[Start of Data supplied]

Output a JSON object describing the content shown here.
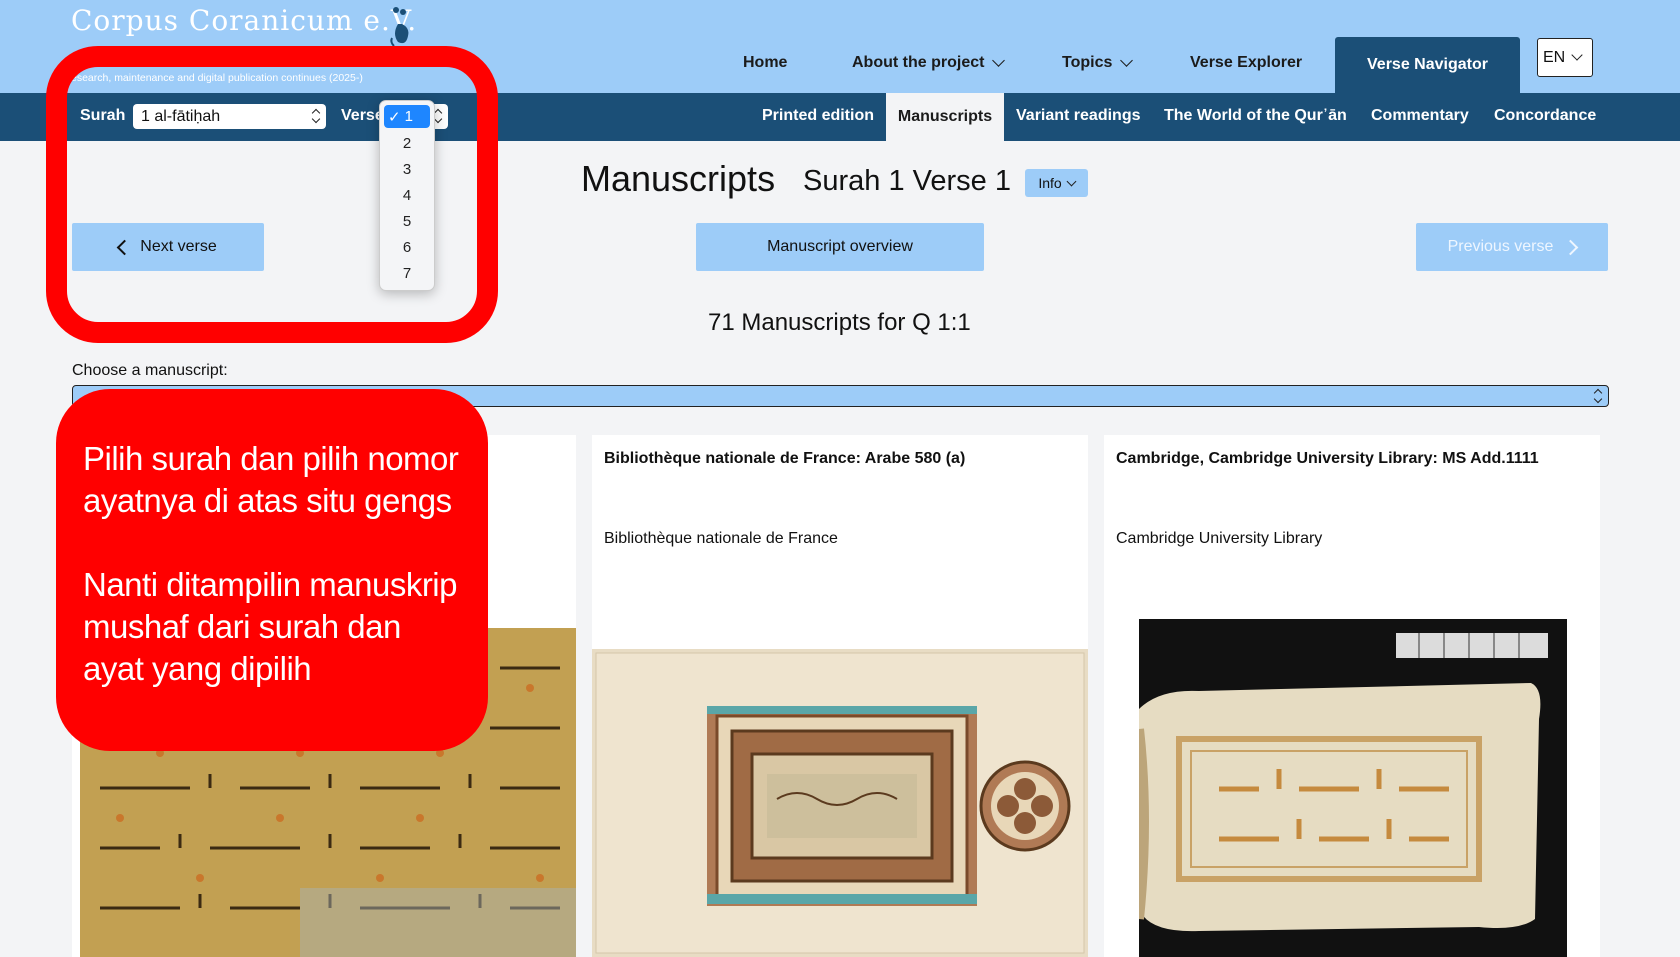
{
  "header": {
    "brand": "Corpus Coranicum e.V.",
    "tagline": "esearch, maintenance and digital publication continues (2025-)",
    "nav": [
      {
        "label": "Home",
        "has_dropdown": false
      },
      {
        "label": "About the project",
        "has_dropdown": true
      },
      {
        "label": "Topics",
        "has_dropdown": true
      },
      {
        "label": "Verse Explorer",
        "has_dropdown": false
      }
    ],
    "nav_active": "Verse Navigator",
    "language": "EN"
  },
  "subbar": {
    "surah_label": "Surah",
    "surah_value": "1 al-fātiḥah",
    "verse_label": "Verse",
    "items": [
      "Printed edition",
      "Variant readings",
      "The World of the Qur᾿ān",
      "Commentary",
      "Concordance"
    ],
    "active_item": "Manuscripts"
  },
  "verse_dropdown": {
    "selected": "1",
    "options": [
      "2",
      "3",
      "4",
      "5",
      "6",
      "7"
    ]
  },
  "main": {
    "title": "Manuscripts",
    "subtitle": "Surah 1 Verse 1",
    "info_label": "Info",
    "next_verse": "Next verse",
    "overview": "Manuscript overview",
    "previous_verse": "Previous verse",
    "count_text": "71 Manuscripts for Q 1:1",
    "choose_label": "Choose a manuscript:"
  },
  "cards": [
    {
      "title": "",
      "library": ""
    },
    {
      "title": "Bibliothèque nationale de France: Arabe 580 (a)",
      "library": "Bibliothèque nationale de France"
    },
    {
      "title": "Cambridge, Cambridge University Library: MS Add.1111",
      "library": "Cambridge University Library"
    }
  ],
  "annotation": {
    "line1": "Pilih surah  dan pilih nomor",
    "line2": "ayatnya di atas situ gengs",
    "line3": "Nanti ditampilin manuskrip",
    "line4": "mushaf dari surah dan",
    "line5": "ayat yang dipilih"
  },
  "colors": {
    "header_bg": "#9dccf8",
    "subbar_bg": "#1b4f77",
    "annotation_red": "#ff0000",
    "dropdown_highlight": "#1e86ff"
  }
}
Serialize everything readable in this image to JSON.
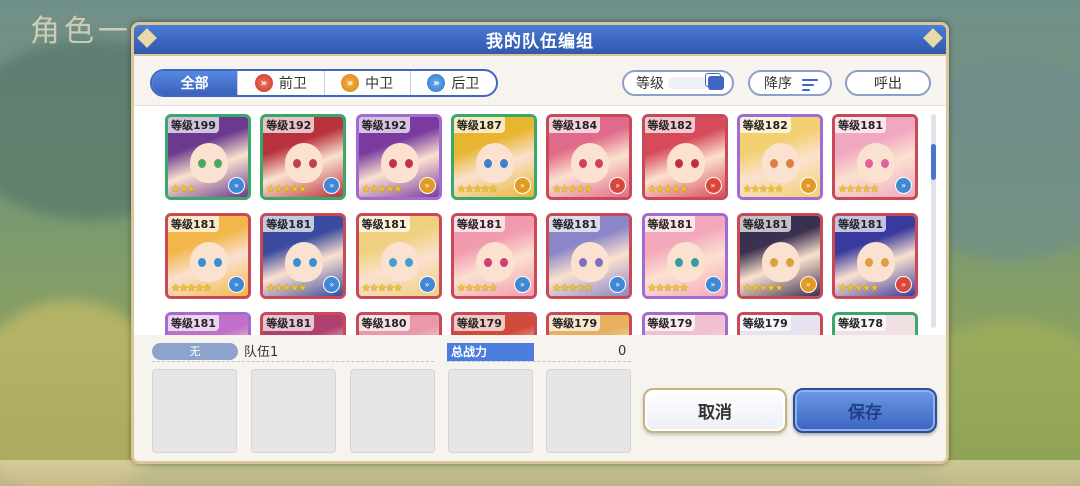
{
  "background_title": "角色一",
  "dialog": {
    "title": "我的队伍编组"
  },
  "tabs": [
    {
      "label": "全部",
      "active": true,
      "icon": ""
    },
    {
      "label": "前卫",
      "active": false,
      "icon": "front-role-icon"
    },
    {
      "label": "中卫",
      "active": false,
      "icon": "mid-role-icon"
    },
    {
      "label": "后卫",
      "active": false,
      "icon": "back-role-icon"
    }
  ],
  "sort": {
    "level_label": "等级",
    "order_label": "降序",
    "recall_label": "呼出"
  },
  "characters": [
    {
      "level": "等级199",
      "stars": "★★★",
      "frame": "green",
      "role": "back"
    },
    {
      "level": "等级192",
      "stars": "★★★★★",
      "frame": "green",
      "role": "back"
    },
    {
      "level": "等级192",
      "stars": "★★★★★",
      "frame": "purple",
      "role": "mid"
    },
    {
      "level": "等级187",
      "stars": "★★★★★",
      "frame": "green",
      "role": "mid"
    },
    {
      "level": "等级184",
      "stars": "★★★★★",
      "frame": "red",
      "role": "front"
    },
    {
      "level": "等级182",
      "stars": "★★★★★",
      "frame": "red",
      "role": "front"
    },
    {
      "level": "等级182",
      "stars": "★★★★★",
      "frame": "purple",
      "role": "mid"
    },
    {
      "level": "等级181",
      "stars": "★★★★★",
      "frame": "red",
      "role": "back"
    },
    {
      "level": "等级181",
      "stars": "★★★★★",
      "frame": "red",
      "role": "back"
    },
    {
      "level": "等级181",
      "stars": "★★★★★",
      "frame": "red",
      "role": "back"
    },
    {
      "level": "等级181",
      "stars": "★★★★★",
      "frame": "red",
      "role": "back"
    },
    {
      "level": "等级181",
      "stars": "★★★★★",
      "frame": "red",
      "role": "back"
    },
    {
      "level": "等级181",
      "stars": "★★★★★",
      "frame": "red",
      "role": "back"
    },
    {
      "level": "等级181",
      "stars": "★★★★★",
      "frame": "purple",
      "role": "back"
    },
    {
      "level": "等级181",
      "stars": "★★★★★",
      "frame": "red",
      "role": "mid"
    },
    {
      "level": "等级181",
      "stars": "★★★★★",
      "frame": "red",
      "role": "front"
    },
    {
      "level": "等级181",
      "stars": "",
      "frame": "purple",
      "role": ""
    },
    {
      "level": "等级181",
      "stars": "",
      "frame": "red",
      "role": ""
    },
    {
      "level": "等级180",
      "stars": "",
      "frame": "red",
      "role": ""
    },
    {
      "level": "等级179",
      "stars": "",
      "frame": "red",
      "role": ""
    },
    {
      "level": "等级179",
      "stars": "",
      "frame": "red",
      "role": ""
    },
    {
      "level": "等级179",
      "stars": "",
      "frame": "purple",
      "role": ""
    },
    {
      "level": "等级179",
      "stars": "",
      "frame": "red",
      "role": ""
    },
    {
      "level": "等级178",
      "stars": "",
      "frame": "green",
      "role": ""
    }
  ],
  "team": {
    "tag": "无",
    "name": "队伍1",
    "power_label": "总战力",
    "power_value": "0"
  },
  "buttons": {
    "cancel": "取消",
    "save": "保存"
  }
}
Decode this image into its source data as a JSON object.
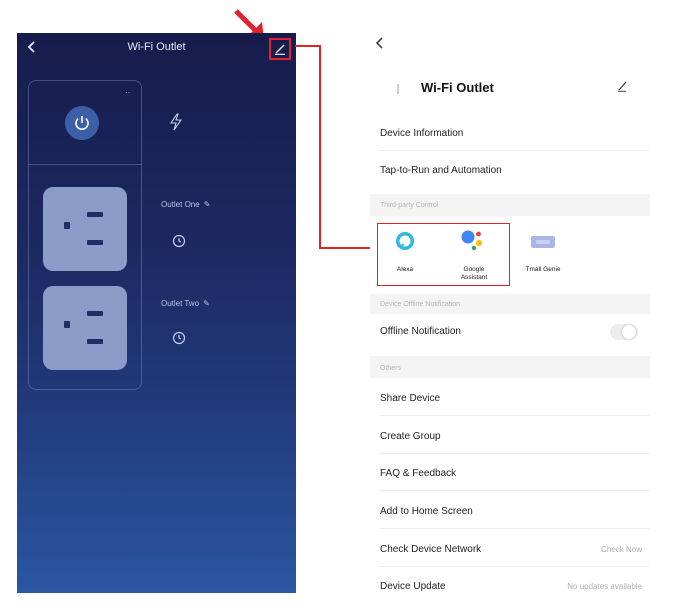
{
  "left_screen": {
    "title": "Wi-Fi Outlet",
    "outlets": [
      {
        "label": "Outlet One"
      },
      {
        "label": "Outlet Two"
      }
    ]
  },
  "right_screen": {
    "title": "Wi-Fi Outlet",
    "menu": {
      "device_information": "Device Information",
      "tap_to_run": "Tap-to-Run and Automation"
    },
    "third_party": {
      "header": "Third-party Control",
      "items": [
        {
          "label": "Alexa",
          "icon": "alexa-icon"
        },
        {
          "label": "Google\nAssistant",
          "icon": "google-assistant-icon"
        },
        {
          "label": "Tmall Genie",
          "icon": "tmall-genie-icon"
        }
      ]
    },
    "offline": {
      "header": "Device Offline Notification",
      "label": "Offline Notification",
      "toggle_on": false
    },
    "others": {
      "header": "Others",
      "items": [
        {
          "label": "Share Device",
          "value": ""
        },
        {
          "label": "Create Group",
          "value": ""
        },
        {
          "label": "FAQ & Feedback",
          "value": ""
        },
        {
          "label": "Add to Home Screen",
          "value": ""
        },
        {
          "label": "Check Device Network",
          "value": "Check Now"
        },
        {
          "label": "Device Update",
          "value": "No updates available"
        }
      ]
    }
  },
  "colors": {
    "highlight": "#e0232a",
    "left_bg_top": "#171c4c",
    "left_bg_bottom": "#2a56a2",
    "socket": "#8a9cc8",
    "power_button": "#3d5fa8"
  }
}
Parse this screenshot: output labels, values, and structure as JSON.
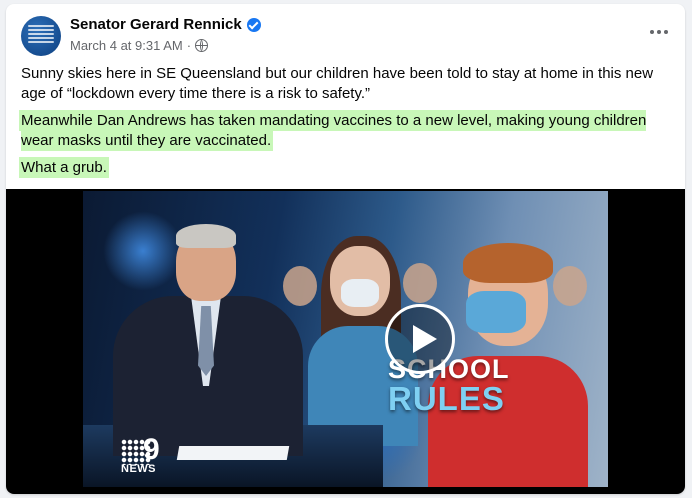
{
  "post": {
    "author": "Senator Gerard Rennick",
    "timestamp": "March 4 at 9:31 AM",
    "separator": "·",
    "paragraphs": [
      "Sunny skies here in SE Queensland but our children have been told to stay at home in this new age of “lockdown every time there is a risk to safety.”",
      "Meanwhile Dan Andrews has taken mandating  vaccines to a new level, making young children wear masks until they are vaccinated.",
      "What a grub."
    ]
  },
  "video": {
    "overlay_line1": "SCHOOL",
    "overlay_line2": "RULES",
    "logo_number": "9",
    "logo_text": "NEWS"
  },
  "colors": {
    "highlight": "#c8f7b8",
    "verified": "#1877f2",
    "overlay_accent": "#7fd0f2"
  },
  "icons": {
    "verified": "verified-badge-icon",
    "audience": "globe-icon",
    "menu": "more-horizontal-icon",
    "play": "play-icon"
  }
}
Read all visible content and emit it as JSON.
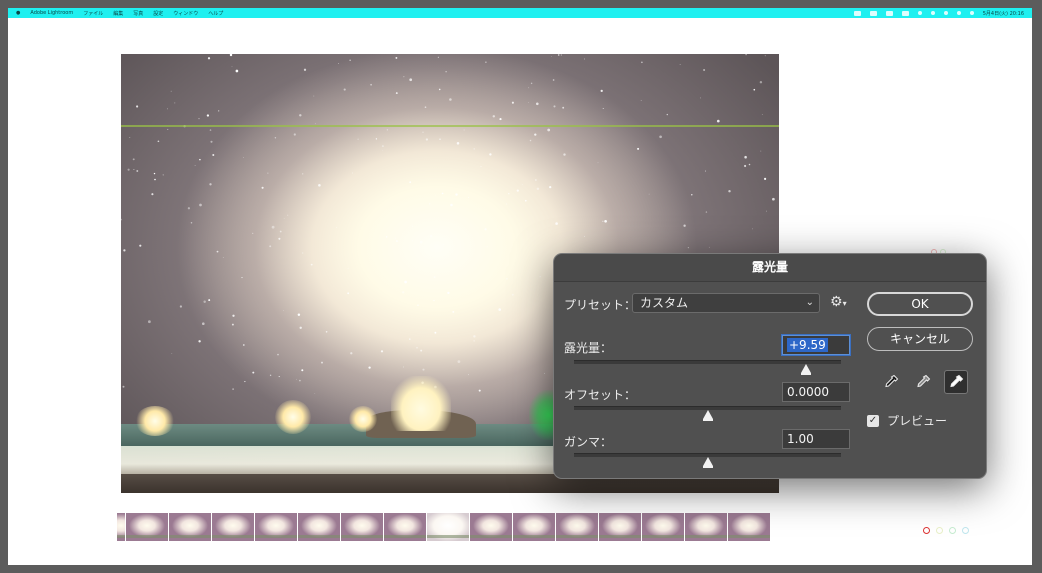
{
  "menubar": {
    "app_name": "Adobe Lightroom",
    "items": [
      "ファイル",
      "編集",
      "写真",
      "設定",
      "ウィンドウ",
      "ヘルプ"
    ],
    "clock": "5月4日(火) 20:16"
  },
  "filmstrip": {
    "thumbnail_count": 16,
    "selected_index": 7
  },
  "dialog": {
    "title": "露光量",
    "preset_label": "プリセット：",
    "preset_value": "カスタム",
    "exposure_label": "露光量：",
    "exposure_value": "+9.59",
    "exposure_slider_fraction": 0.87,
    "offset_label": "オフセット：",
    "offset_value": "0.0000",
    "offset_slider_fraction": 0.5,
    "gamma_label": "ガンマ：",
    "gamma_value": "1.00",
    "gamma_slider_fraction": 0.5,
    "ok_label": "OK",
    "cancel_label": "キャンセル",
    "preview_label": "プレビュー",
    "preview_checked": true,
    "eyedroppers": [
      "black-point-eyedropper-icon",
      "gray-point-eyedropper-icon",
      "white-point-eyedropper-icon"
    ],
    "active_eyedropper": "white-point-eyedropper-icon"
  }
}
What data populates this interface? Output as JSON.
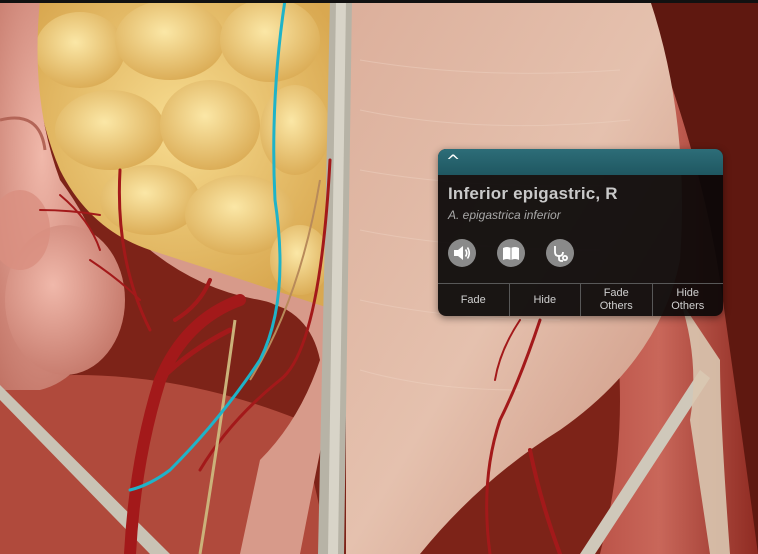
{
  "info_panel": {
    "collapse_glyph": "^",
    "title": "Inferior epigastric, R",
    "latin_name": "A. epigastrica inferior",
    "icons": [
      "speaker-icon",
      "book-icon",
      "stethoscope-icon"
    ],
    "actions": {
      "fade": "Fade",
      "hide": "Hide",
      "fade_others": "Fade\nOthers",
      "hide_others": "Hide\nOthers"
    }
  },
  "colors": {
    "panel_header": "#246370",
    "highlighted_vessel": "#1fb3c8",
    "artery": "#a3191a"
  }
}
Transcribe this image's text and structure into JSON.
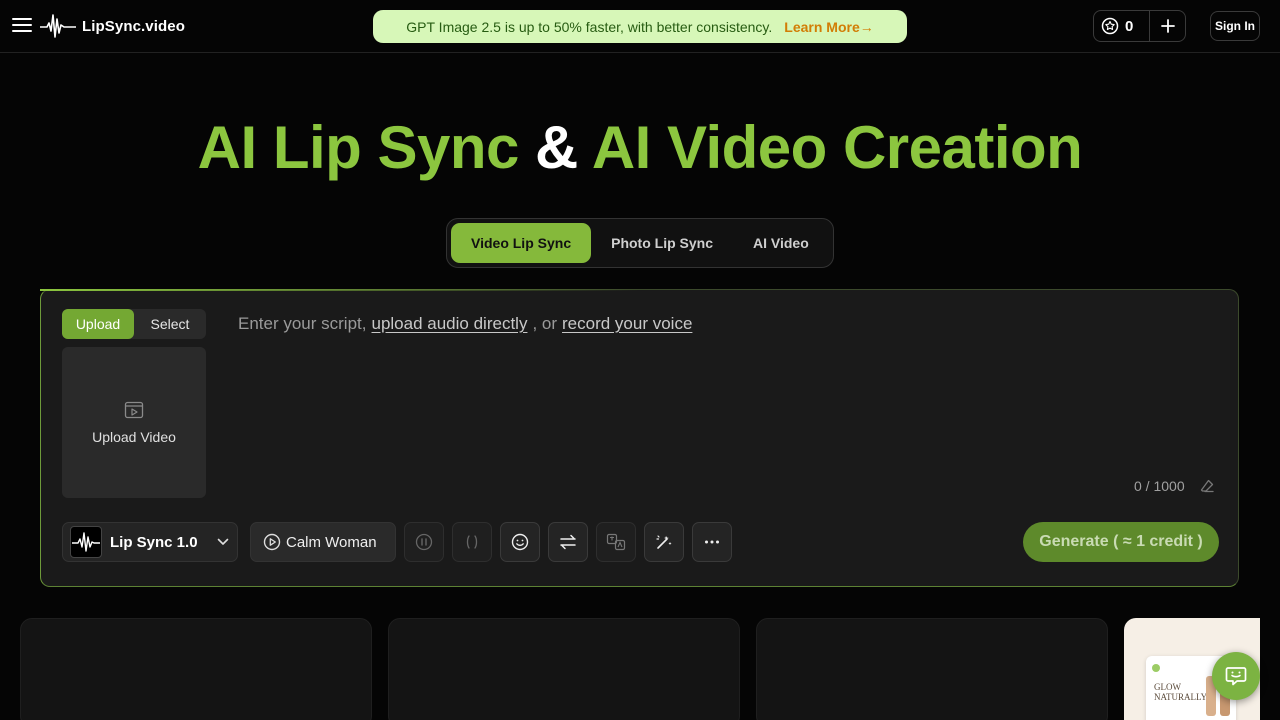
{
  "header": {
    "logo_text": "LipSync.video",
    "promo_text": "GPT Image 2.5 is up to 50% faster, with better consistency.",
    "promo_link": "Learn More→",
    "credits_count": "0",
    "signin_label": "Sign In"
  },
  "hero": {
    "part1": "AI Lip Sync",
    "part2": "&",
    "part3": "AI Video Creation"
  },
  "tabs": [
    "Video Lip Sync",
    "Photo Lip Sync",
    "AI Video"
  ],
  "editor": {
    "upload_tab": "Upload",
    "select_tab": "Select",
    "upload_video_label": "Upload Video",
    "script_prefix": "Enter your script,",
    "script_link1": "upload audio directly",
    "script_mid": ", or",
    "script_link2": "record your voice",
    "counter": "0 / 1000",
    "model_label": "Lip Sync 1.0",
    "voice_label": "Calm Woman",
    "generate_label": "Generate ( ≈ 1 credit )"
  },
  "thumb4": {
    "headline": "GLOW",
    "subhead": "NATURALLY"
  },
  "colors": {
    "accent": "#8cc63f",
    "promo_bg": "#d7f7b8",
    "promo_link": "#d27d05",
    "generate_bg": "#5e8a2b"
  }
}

[End of Data supplied]

Directions: Retype verbatim only the lines beginning with the line that contains "Transcribe this image's" and ending with the last line of the listing above; pictures are to be excluded.

Complete answer:
Transcribe this image's text and structure into JSON.
{
  "header": {
    "logo_text": "LipSync.video",
    "promo_text": "GPT Image 2.5 is up to 50% faster, with better consistency.",
    "promo_link": "Learn More→",
    "credits_count": "0",
    "signin_label": "Sign In"
  },
  "hero": {
    "part1": "AI Lip Sync",
    "part2": "&",
    "part3": "AI Video Creation"
  },
  "tabs": [
    "Video Lip Sync",
    "Photo Lip Sync",
    "AI Video"
  ],
  "editor": {
    "upload_tab": "Upload",
    "select_tab": "Select",
    "upload_video_label": "Upload Video",
    "script_prefix": "Enter your script,",
    "script_link1": "upload audio directly",
    "script_mid": ", or",
    "script_link2": "record your voice",
    "counter": "0 / 1000",
    "model_label": "Lip Sync 1.0",
    "voice_label": "Calm Woman",
    "generate_label": "Generate ( ≈ 1 credit )"
  },
  "thumb4": {
    "headline": "GLOW",
    "subhead": "NATURALLY"
  },
  "colors": {
    "accent": "#8cc63f",
    "promo_bg": "#d7f7b8",
    "promo_link": "#d27d05",
    "generate_bg": "#5e8a2b"
  }
}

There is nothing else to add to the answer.